-- The task --
Retype the whole listing verbatim and keep the pictures out of it.
[START Provided entries]
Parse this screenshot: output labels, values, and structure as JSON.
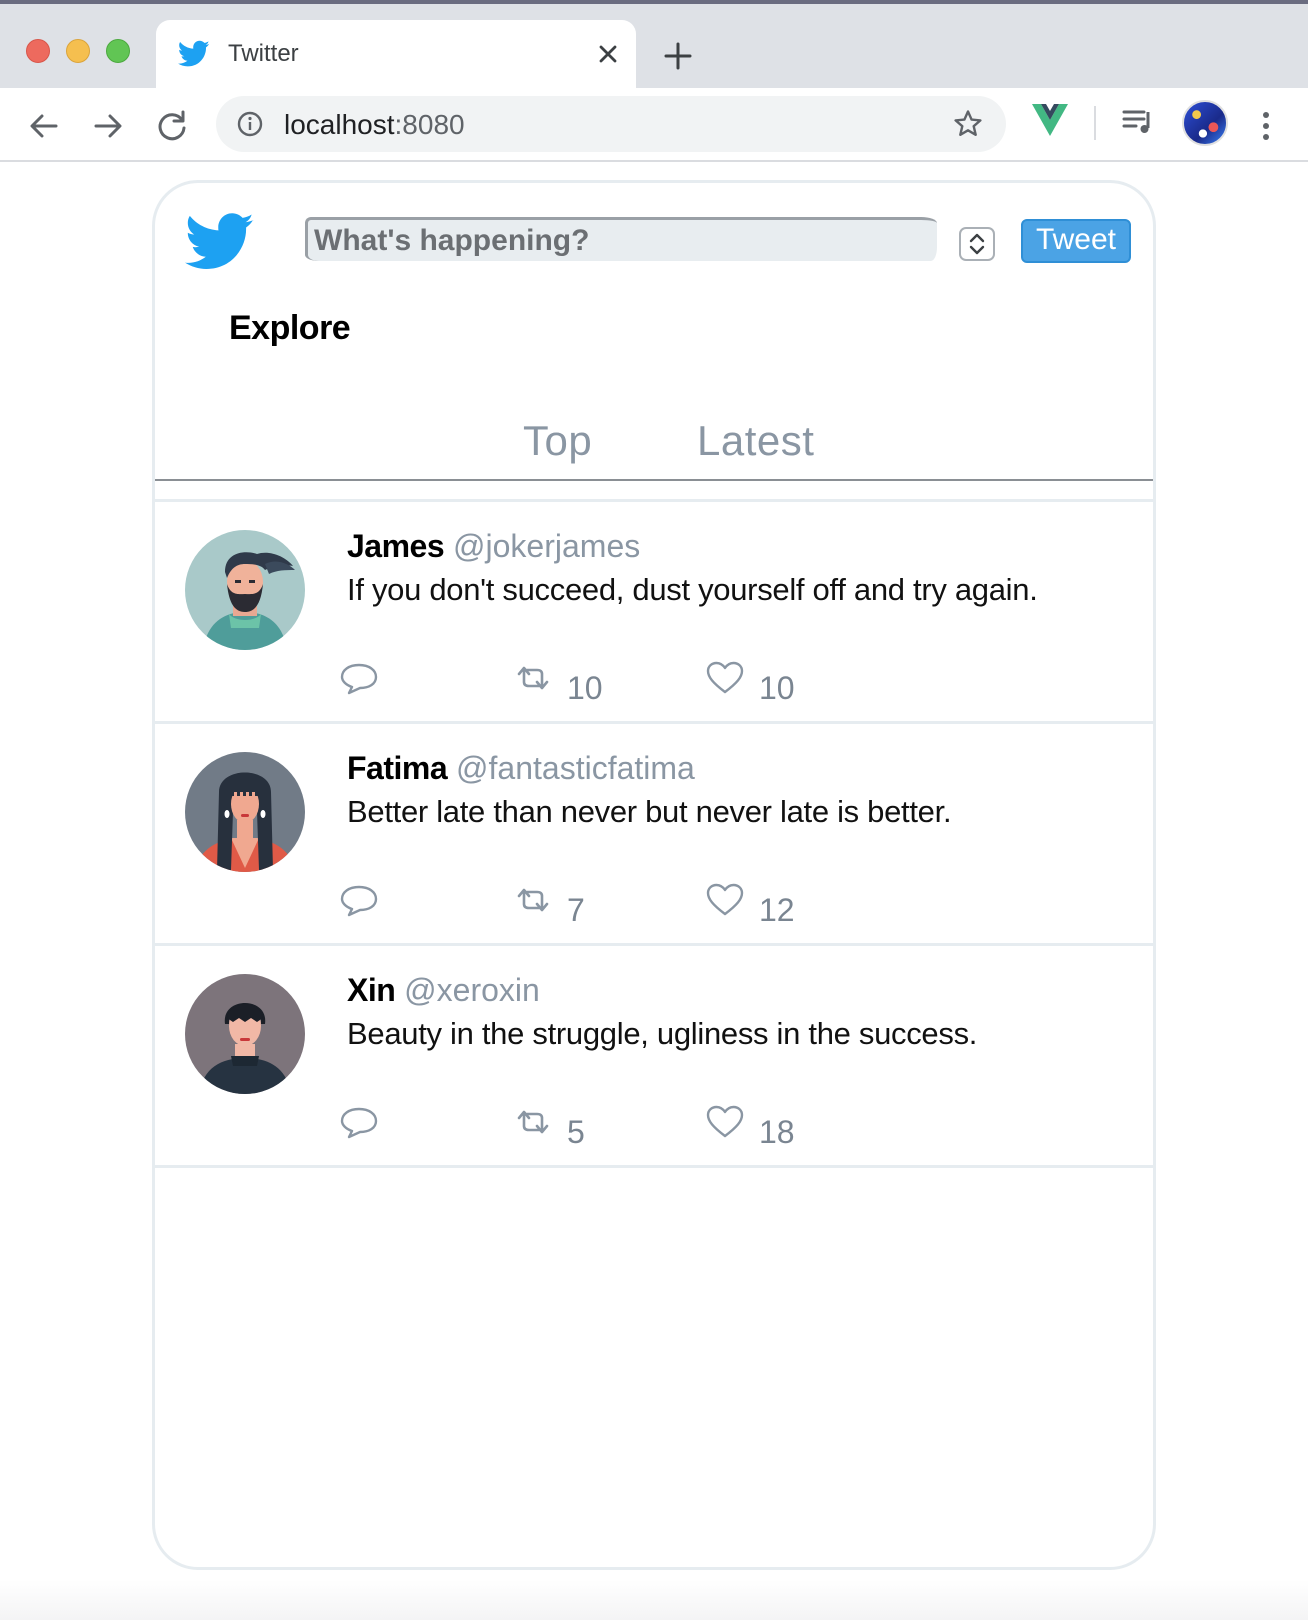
{
  "browser": {
    "tab_title": "Twitter",
    "url_host": "localhost",
    "url_port": ":8080"
  },
  "compose": {
    "placeholder": "What's happening?",
    "button_label": "Tweet"
  },
  "explore": {
    "title": "Explore",
    "tabs": [
      {
        "label": "Top"
      },
      {
        "label": "Latest"
      }
    ]
  },
  "tweets": [
    {
      "name": "James",
      "handle": "@jokerjames",
      "text": "If you don't succeed, dust yourself off and try again.",
      "retweets": "10",
      "likes": "10"
    },
    {
      "name": "Fatima",
      "handle": "@fantasticfatima",
      "text": "Better late than never but never late is better.",
      "retweets": "7",
      "likes": "12"
    },
    {
      "name": "Xin",
      "handle": "@xeroxin",
      "text": "Beauty in the struggle, ugliness in the success.",
      "retweets": "5",
      "likes": "18"
    }
  ],
  "colors": {
    "brand": "#1da1f2",
    "button": "#4ba3e5",
    "muted": "#8a96a3"
  },
  "icons": [
    "twitter-bird-icon",
    "close-icon",
    "plus-icon",
    "back-arrow-icon",
    "forward-arrow-icon",
    "reload-icon",
    "info-icon",
    "star-icon",
    "vue-devtools-icon",
    "media-queue-icon",
    "kebab-menu-icon",
    "reply-icon",
    "retweet-icon",
    "like-heart-icon"
  ]
}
[END Provided entries]
-- Task answer --
Parse this screenshot: output labels, values, and structure as JSON.
{
  "browser": {
    "tab_title": "Twitter",
    "url_host": "localhost",
    "url_port": ":8080"
  },
  "compose": {
    "placeholder": "What's happening?",
    "button_label": "Tweet"
  },
  "explore": {
    "title": "Explore",
    "tabs": [
      {
        "label": "Top"
      },
      {
        "label": "Latest"
      }
    ]
  },
  "tweets": [
    {
      "name": "James",
      "handle": "@jokerjames",
      "text": "If you don't succeed, dust yourself off and try again.",
      "retweets": "10",
      "likes": "10"
    },
    {
      "name": "Fatima",
      "handle": "@fantasticfatima",
      "text": "Better late than never but never late is better.",
      "retweets": "7",
      "likes": "12"
    },
    {
      "name": "Xin",
      "handle": "@xeroxin",
      "text": "Beauty in the struggle, ugliness in the success.",
      "retweets": "5",
      "likes": "18"
    }
  ],
  "colors": {
    "brand": "#1da1f2",
    "button": "#4ba3e5",
    "muted": "#8a96a3"
  },
  "icons": [
    "twitter-bird-icon",
    "close-icon",
    "plus-icon",
    "back-arrow-icon",
    "forward-arrow-icon",
    "reload-icon",
    "info-icon",
    "star-icon",
    "vue-devtools-icon",
    "media-queue-icon",
    "kebab-menu-icon",
    "reply-icon",
    "retweet-icon",
    "like-heart-icon"
  ]
}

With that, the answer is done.